▶ _Supplied information_
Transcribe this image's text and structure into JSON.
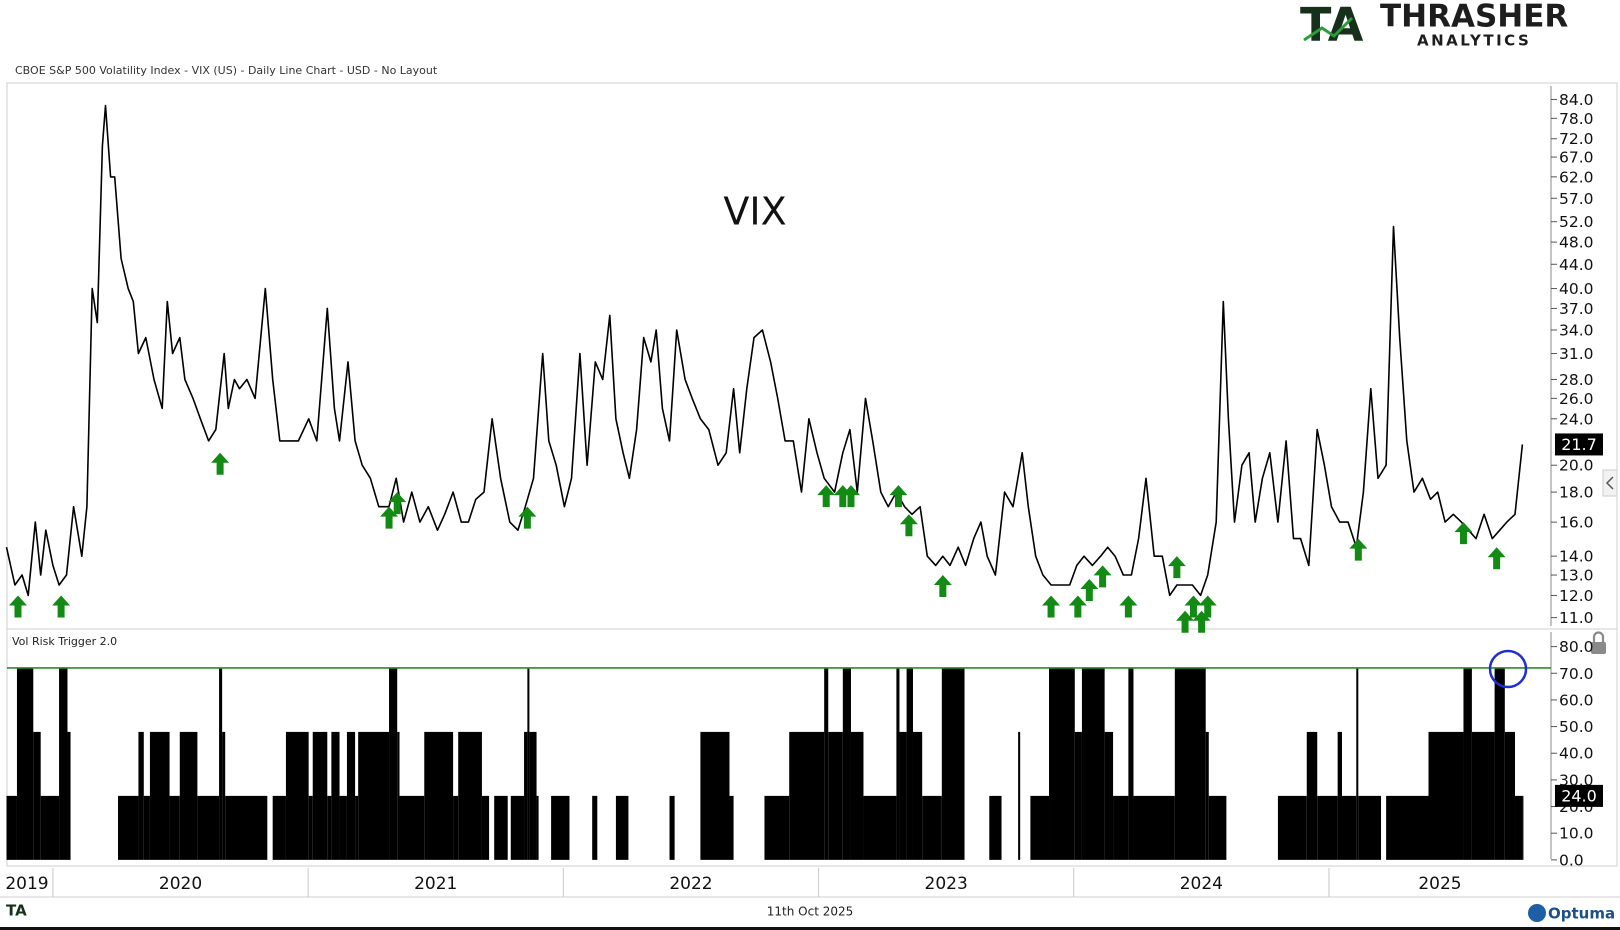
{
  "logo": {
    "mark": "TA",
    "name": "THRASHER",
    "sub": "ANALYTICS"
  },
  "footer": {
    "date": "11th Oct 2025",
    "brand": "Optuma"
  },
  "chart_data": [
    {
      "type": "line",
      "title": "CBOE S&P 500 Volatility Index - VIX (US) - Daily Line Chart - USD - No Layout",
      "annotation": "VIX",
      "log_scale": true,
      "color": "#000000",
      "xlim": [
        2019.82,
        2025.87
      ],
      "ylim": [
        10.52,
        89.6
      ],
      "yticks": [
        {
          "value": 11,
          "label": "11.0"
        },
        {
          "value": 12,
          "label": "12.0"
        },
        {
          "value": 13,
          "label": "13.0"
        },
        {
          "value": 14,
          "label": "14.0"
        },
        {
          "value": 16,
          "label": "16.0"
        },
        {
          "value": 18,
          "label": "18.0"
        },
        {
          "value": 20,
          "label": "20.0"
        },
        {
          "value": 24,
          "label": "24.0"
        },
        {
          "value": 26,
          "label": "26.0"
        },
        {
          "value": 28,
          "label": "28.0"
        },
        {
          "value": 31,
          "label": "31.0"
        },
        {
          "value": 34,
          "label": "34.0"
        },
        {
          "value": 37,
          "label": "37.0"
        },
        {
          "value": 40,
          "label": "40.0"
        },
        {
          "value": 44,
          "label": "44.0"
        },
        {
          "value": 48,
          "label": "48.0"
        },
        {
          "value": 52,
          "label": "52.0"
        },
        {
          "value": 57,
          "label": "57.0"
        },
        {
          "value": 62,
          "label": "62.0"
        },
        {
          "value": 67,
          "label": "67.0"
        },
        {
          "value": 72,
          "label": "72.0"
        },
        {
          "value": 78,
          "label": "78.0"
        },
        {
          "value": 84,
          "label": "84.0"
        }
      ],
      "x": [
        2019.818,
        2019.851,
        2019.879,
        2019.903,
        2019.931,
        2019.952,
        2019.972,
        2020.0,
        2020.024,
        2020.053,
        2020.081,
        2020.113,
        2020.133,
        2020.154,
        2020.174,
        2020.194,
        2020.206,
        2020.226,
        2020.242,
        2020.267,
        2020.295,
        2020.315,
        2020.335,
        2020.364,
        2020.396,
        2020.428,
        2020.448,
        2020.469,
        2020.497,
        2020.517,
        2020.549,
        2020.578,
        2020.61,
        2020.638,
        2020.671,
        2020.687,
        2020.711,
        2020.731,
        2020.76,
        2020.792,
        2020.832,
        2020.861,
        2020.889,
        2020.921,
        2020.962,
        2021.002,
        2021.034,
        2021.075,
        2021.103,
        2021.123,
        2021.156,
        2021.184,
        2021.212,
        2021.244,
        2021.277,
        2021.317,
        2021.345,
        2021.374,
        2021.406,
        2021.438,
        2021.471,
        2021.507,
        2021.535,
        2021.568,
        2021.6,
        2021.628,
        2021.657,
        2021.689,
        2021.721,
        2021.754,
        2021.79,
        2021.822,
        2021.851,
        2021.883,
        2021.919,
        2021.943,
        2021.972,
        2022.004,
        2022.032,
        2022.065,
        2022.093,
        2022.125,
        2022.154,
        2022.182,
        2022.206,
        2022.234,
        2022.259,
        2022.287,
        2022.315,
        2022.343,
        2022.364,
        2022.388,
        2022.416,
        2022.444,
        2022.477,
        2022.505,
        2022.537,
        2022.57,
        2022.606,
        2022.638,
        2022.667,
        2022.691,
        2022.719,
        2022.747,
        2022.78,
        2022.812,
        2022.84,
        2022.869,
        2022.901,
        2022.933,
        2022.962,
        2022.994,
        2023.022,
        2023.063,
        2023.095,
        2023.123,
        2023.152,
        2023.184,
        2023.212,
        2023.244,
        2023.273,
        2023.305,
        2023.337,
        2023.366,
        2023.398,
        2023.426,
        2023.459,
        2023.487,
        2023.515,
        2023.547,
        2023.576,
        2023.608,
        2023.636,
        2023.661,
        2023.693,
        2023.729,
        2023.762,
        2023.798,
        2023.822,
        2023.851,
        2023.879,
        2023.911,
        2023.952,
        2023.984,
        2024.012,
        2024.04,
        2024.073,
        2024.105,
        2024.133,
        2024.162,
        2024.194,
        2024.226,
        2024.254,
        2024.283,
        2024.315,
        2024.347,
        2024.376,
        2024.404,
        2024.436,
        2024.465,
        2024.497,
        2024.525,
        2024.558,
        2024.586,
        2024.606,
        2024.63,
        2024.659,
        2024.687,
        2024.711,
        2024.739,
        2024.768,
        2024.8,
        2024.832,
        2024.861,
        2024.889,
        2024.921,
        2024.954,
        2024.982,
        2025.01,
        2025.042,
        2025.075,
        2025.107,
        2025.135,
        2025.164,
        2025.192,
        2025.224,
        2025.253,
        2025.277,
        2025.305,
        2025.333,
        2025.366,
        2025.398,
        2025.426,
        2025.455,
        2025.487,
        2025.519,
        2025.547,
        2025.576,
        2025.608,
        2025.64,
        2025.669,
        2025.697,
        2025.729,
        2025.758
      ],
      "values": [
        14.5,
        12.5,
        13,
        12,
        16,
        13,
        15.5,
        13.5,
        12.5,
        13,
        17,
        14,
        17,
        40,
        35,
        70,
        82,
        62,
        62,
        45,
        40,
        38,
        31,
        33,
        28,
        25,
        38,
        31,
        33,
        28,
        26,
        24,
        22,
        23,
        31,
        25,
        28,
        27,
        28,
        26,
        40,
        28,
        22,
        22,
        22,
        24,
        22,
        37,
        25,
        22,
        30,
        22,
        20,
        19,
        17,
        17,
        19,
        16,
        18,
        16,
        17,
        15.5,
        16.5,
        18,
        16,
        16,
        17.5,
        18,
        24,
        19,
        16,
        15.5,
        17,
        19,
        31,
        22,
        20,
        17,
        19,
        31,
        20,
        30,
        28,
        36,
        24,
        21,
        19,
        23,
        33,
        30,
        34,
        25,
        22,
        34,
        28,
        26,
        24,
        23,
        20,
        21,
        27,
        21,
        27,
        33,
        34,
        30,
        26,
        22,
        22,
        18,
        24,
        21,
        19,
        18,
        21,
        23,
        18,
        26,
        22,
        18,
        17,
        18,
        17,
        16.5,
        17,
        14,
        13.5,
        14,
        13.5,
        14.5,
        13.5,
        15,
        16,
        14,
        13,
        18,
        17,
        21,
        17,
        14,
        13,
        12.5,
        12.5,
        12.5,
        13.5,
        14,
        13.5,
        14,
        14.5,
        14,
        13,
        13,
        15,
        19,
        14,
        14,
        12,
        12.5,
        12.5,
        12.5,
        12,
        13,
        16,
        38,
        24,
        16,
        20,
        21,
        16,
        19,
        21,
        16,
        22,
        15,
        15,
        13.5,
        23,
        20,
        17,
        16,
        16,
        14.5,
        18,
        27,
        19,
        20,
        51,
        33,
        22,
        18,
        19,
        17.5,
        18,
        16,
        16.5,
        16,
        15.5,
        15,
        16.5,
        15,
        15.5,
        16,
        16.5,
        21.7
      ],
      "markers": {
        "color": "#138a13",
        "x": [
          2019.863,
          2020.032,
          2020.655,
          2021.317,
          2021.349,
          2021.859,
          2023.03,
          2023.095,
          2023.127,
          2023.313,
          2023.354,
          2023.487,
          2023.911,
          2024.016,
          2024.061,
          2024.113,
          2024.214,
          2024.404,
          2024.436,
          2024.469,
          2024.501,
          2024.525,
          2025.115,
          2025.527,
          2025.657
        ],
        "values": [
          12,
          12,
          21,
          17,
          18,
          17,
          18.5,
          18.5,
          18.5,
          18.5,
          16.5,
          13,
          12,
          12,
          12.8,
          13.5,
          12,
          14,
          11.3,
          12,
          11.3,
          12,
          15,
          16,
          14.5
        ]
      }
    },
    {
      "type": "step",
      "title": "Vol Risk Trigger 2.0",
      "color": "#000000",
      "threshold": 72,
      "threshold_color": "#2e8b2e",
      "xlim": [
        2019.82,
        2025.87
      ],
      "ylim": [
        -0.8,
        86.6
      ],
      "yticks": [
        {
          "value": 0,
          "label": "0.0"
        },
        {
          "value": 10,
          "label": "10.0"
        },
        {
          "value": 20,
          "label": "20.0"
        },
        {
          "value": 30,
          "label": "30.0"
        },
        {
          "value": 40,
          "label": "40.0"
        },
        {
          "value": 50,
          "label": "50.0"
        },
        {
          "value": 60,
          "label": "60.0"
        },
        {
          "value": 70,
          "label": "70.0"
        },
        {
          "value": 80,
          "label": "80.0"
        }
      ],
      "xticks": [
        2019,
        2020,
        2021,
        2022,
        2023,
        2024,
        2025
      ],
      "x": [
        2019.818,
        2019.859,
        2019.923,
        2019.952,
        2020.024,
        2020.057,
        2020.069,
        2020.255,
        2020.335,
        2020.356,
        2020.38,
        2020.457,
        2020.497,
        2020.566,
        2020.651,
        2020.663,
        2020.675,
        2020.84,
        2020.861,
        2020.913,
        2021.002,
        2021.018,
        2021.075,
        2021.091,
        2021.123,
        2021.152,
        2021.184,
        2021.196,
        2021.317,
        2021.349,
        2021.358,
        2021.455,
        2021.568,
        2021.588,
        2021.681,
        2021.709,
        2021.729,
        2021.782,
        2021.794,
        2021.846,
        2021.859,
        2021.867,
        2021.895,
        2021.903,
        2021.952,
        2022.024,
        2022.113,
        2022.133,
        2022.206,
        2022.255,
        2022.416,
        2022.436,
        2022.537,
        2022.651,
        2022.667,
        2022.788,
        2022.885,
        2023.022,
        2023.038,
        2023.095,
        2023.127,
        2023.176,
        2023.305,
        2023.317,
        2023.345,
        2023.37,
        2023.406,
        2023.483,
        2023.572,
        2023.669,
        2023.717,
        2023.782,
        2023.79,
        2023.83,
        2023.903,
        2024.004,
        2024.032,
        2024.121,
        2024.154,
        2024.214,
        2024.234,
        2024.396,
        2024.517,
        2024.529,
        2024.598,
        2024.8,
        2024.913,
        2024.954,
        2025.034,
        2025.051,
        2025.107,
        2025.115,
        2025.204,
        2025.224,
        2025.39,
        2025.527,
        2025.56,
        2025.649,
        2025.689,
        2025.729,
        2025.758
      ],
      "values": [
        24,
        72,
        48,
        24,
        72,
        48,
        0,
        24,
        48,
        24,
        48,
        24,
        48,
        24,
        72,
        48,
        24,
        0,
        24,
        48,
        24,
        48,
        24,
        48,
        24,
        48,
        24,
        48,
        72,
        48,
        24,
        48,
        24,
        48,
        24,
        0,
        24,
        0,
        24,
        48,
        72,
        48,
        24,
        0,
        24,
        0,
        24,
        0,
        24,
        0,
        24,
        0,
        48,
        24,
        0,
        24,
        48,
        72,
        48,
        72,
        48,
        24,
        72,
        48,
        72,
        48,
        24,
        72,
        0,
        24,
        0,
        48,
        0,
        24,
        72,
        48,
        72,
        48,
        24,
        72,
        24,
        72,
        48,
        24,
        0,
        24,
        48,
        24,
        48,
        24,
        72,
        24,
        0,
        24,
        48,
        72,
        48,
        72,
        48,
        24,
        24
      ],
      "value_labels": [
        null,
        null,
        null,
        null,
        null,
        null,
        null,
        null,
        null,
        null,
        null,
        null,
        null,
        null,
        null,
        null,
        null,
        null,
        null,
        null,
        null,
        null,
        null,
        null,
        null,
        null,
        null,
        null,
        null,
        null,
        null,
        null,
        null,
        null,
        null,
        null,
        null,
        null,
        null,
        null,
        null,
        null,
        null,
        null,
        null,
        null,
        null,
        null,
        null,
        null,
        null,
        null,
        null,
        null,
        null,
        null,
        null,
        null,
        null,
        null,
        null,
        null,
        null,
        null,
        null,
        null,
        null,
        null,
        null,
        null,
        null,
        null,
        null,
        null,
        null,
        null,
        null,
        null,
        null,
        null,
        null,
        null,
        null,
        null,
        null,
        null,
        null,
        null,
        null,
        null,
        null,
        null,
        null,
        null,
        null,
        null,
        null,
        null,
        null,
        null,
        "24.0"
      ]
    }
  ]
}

▶ _What this task involves_
Show all lines above holding "title".

▶ _Solution to the problem_
      "title": "CBOE S&P 500 Volatility Index - VIX (US) - Daily Line Chart - USD - No Layout",
      "title": "Vol Risk Trigger 2.0",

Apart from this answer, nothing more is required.